# Raw records
::::
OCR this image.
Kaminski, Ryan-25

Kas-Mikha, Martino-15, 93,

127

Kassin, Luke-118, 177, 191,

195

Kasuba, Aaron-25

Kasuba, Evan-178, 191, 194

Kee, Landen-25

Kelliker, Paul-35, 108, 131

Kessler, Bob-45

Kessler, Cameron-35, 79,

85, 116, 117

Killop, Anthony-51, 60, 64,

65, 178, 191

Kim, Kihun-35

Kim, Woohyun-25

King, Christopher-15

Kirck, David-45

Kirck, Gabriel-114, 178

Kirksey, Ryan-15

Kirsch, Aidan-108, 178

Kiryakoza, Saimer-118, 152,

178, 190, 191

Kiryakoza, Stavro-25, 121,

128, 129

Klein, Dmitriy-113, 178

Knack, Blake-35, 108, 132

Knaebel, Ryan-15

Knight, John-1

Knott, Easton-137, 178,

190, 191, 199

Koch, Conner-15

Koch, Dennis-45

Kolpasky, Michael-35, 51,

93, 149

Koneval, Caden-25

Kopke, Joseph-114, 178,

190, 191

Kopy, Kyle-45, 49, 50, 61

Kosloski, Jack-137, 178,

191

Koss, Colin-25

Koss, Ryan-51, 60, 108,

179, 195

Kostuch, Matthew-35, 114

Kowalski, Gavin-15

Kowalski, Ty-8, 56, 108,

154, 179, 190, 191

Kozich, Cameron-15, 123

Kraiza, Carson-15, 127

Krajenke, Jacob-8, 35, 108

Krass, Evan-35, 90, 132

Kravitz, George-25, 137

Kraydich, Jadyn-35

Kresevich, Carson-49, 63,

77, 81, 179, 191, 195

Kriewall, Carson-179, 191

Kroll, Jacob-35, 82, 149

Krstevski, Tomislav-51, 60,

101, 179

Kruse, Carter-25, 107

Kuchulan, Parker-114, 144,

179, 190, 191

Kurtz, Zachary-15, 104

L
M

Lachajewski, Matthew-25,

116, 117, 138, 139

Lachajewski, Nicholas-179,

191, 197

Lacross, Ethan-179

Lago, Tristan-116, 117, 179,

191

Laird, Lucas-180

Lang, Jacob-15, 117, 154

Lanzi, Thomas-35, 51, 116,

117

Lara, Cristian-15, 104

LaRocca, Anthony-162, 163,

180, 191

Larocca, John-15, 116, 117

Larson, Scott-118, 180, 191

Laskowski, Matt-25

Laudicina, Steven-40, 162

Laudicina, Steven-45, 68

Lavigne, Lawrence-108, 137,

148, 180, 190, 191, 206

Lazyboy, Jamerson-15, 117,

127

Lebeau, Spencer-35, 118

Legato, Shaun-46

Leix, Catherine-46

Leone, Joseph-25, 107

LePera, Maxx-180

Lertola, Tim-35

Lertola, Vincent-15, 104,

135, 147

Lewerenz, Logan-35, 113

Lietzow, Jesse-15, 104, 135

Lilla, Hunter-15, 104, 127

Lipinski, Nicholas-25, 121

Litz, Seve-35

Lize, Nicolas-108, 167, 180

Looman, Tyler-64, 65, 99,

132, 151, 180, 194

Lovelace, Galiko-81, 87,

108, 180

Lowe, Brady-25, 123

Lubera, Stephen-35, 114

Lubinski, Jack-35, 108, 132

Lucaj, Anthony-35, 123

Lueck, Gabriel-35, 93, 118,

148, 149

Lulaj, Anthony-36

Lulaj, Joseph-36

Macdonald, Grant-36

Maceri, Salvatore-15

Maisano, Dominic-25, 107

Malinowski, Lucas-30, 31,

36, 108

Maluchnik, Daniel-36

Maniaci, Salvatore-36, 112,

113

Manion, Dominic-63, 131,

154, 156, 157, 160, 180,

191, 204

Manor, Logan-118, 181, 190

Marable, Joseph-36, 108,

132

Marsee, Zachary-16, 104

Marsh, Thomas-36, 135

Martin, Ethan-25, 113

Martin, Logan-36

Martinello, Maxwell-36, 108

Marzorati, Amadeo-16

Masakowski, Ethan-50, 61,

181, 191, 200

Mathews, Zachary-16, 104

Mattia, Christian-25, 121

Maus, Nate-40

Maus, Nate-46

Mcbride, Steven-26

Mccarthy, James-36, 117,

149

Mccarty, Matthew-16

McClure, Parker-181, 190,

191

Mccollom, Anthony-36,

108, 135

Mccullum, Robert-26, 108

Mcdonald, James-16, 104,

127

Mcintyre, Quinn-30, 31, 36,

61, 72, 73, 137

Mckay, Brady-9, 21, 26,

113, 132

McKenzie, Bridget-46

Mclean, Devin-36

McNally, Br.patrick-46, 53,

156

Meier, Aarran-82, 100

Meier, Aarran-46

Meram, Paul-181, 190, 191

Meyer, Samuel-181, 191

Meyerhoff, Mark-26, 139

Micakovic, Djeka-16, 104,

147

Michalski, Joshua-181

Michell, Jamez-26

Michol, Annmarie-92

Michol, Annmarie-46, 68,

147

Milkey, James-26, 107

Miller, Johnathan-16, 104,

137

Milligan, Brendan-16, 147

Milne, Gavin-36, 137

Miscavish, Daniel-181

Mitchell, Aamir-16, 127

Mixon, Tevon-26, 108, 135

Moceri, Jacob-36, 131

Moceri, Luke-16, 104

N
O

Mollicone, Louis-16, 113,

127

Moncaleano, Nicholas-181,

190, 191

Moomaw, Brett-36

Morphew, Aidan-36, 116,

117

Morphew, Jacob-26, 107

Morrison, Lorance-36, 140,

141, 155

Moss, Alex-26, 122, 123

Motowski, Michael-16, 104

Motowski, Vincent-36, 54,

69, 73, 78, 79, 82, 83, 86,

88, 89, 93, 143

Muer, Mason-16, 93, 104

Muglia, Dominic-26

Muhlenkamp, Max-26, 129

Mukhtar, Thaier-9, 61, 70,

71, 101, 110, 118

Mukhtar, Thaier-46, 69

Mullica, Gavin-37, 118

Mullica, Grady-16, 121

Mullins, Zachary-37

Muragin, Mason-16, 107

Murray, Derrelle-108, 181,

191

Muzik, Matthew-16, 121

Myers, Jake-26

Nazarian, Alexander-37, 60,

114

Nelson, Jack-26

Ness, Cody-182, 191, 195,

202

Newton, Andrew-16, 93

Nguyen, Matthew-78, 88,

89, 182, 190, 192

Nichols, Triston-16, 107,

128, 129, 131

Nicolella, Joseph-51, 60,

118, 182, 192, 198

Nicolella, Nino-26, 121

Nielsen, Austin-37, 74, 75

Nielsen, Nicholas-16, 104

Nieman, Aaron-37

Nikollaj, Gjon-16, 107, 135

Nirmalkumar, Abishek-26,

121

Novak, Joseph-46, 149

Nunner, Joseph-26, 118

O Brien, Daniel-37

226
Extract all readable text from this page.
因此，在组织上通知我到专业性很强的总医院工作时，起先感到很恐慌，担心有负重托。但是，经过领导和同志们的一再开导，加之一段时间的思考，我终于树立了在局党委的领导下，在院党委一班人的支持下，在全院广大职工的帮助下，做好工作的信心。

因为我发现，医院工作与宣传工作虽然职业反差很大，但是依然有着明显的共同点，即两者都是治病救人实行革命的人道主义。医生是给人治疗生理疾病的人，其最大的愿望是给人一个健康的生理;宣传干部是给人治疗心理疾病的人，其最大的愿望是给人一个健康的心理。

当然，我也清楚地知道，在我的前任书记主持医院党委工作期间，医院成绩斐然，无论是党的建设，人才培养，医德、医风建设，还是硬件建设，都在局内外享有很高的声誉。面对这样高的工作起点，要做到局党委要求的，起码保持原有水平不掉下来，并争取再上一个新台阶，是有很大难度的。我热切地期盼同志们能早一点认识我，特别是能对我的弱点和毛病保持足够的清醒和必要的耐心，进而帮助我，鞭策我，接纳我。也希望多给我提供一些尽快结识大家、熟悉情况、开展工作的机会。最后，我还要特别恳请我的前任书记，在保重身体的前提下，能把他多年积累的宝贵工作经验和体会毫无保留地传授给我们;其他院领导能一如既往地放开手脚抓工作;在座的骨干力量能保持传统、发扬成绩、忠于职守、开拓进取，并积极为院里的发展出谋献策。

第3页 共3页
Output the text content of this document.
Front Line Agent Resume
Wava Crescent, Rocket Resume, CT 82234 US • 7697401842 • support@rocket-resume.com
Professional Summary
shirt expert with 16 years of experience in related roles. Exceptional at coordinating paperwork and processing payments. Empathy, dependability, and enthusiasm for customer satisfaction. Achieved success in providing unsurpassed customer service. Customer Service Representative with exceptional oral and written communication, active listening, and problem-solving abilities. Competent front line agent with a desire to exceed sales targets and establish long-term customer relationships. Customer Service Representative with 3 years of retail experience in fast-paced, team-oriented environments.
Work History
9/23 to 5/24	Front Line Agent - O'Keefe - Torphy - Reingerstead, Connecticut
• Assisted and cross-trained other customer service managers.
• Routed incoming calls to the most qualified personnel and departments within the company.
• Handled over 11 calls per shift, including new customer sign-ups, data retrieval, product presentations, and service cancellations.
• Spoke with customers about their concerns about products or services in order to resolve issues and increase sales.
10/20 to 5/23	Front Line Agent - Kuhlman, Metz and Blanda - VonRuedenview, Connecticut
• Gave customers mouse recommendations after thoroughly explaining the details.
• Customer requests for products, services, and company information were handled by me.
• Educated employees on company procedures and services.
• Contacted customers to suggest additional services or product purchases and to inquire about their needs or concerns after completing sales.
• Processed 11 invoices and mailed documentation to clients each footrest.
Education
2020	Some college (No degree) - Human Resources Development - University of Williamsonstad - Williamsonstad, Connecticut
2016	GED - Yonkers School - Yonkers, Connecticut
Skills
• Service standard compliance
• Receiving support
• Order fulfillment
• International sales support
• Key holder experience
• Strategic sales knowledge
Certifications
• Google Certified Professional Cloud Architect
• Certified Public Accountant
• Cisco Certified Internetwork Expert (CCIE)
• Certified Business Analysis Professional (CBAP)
::::
# What you are asked to do
Only a number is needed: how many lines of the material above contain "Anthony"?

# Exercise solution
5